— START OF LISTED RECORDS —
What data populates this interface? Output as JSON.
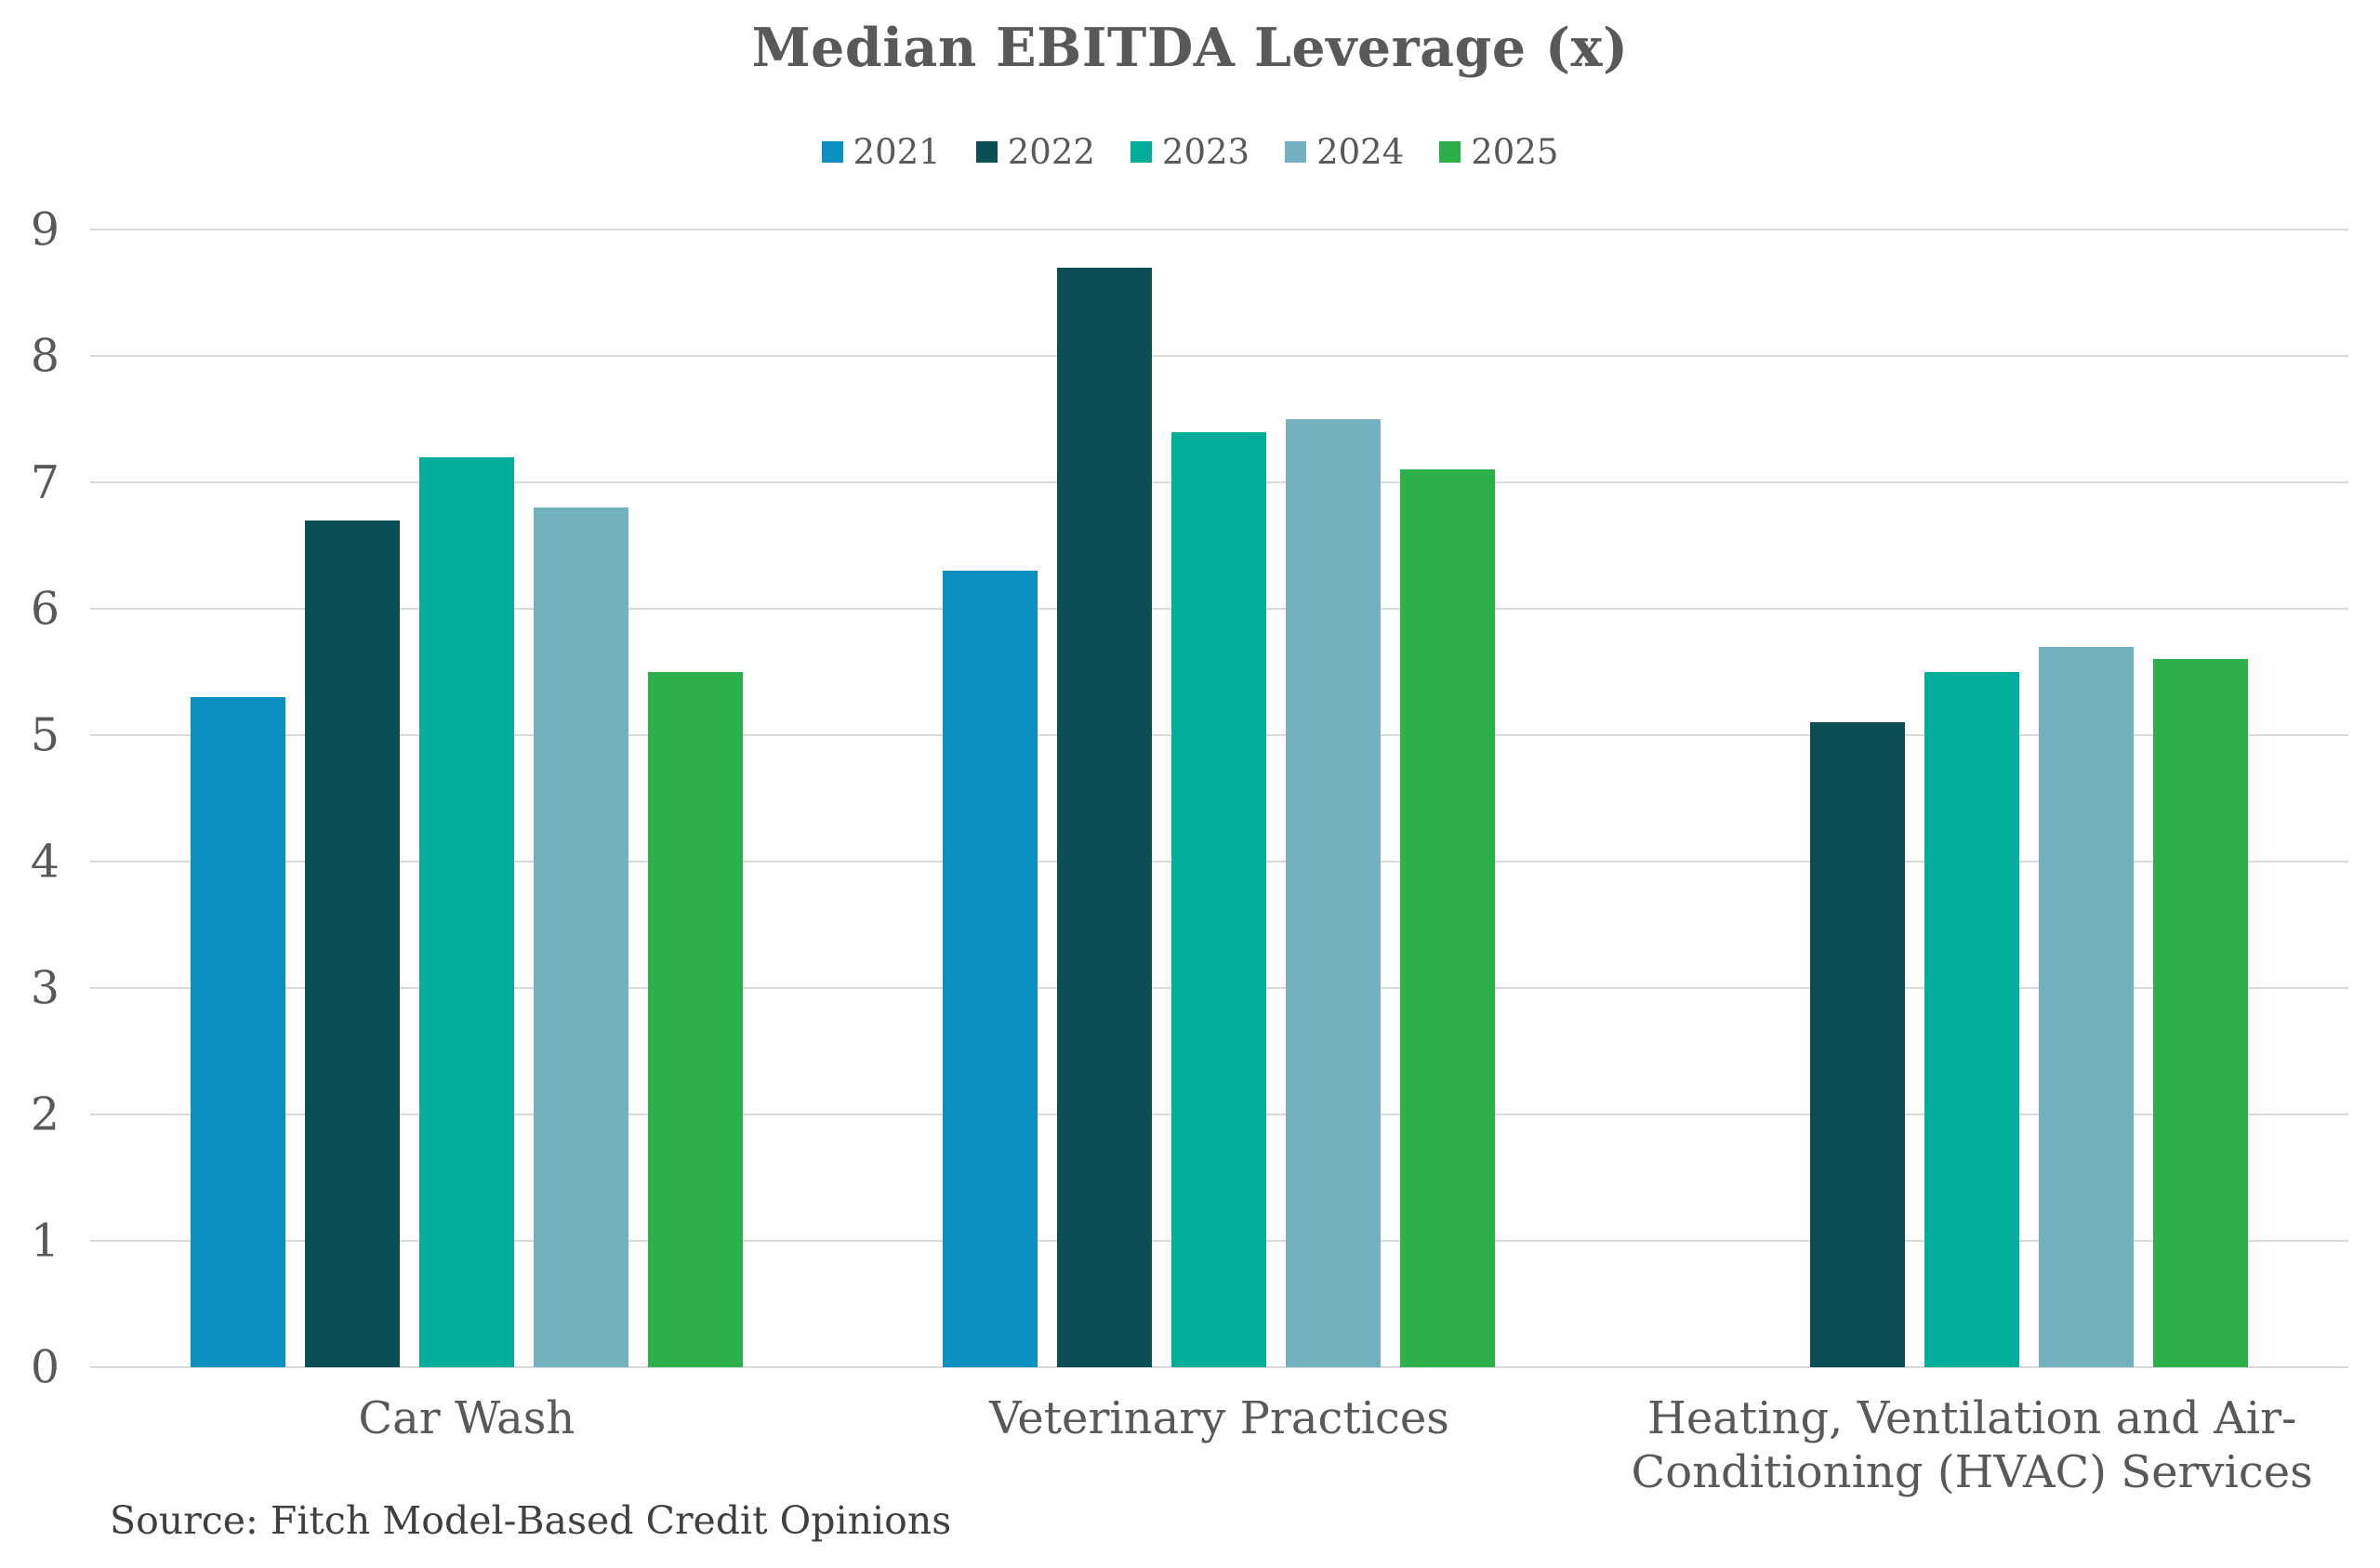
{
  "source_note": "Source: Fitch Model-Based Credit Opinions",
  "colors": {
    "text_gray": "#595959",
    "gridline": "#d9d9d9",
    "background": "#ffffff"
  },
  "chart_data": {
    "type": "bar",
    "title": "Median EBITDA Leverage (x)",
    "categories": [
      "Car Wash",
      "Veterinary Practices",
      "Heating, Ventilation and Air-Conditioning (HVAC) Services"
    ],
    "category_label_lines": [
      [
        "Car Wash"
      ],
      [
        "Veterinary Practices"
      ],
      [
        "Heating, Ventilation and Air-",
        "Conditioning (HVAC) Services"
      ]
    ],
    "series": [
      {
        "name": "2021",
        "color": "#0a91c2",
        "values": [
          5.3,
          6.3,
          null
        ]
      },
      {
        "name": "2022",
        "color": "#0b4e56",
        "values": [
          6.7,
          8.7,
          5.1
        ]
      },
      {
        "name": "2023",
        "color": "#02ae9b",
        "values": [
          7.2,
          7.4,
          5.5
        ]
      },
      {
        "name": "2024",
        "color": "#73b1c1",
        "values": [
          6.8,
          7.5,
          5.7
        ]
      },
      {
        "name": "2025",
        "color": "#2bb04b",
        "values": [
          5.5,
          7.1,
          5.6
        ]
      }
    ],
    "xlabel": "",
    "ylabel": "",
    "ylim": [
      0,
      9
    ],
    "yticks": [
      0,
      1,
      2,
      3,
      4,
      5,
      6,
      7,
      8,
      9
    ],
    "grid": true,
    "legend_position": "top"
  }
}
— END OF LISTED RECORDS —
Quote the records in their entirety, keeping the wording exact and excluding pictures.

▸ **RESPONSE BELOW**
What data populates this interface? Output as JSON.
{
  "source_note": "Source: Fitch Model-Based Credit Opinions",
  "colors": {
    "text_gray": "#595959",
    "gridline": "#d9d9d9",
    "background": "#ffffff"
  },
  "chart_data": {
    "type": "bar",
    "title": "Median EBITDA Leverage (x)",
    "categories": [
      "Car Wash",
      "Veterinary Practices",
      "Heating, Ventilation and Air-Conditioning (HVAC) Services"
    ],
    "category_label_lines": [
      [
        "Car Wash"
      ],
      [
        "Veterinary Practices"
      ],
      [
        "Heating, Ventilation and Air-",
        "Conditioning (HVAC) Services"
      ]
    ],
    "series": [
      {
        "name": "2021",
        "color": "#0a91c2",
        "values": [
          5.3,
          6.3,
          null
        ]
      },
      {
        "name": "2022",
        "color": "#0b4e56",
        "values": [
          6.7,
          8.7,
          5.1
        ]
      },
      {
        "name": "2023",
        "color": "#02ae9b",
        "values": [
          7.2,
          7.4,
          5.5
        ]
      },
      {
        "name": "2024",
        "color": "#73b1c1",
        "values": [
          6.8,
          7.5,
          5.7
        ]
      },
      {
        "name": "2025",
        "color": "#2bb04b",
        "values": [
          5.5,
          7.1,
          5.6
        ]
      }
    ],
    "xlabel": "",
    "ylabel": "",
    "ylim": [
      0,
      9
    ],
    "yticks": [
      0,
      1,
      2,
      3,
      4,
      5,
      6,
      7,
      8,
      9
    ],
    "grid": true,
    "legend_position": "top"
  }
}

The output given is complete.